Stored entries
--- start ---

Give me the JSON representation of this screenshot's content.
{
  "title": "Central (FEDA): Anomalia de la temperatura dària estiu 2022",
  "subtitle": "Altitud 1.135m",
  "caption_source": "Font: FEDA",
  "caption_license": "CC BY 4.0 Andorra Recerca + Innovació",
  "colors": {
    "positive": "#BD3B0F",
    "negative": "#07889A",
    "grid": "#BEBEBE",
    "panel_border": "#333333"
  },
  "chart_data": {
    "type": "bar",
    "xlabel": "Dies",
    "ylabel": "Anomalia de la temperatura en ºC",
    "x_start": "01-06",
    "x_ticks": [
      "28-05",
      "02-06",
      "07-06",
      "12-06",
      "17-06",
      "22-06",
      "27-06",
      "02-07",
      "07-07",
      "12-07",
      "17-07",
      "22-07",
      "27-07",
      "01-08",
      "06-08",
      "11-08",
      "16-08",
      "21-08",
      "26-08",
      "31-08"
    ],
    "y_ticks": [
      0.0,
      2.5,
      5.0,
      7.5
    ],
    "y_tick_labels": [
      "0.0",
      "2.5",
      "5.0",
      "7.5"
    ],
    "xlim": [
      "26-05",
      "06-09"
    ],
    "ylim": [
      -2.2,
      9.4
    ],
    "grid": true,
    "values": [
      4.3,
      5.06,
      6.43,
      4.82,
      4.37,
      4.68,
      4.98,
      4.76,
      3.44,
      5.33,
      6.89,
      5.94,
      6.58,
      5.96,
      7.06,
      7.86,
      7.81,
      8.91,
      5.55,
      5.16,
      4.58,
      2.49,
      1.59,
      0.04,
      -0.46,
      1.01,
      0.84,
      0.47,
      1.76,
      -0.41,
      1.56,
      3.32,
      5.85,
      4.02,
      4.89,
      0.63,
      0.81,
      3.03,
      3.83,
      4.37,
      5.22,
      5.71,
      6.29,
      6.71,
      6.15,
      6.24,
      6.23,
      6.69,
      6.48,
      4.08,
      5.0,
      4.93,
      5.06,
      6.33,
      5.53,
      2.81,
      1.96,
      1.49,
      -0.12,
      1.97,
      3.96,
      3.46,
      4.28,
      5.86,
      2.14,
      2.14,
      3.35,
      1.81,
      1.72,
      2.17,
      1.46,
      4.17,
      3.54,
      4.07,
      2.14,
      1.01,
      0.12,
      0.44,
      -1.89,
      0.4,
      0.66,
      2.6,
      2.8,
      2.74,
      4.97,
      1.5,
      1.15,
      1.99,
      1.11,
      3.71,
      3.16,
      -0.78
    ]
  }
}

--- end ---

▸ Task prompt
Show the lines of the data that hold the word "Anomalia".

▸ Response for this exercise
  "title": "Central (FEDA): Anomalia de la temperatura dària estiu 2022",
    "ylabel": "Anomalia de la temperatura en ºC",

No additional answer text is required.